Filter out everything except lines holding "Тайна".

DATA FOR PROCESSING ▸
★ ★ ★ ★ ★ ★ ★

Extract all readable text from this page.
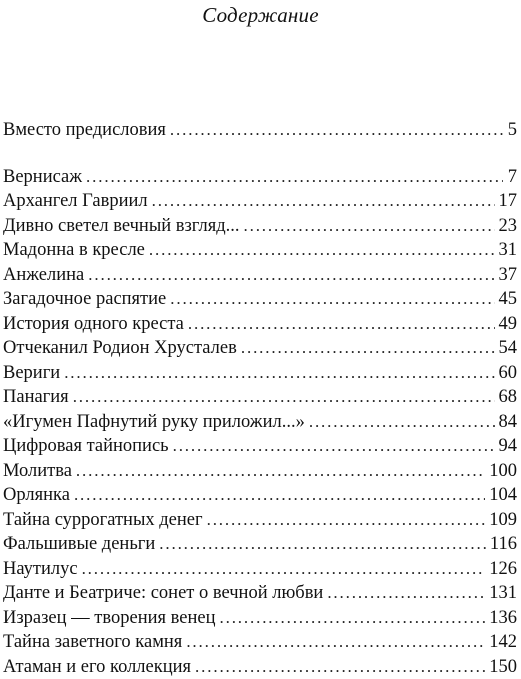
Содержание
Вместо предисловия . . .	5
Вернисаж . . .	7
Архангел Гавриил . . .	17
Дивно светел вечный взгляд... . . .	23
Мадонна в кресле . . .	31
Анжелина . . .	37
Загадочное распятие . . .	45
История одного креста . . .	49
Отчеканил Родион Хрусталев . . .	54
Вериги . . .	60
Панагия . . .	68
«Игумен Пафнутий руку приложил...» . . .	84
Цифровая тайнопись . . .	94
Молитва . . .	100
Орлянка . . .	104
Тайна суррогатных денег . . .	109
Фальшивые деньги . . .	116
Наутилус . . .	126
Данте и Беатриче: сонет о вечной любви . . .	131
Изразец — творения венец . . .	136
Тайна заветного камня . . .	142
Атаман и его коллекция . . .	150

★ ★ ★ ★ ★ ★ ★

TASK SOLUTION ▸
Тайна суррогатных денег . . .	109
Тайна заветного камня . . .	142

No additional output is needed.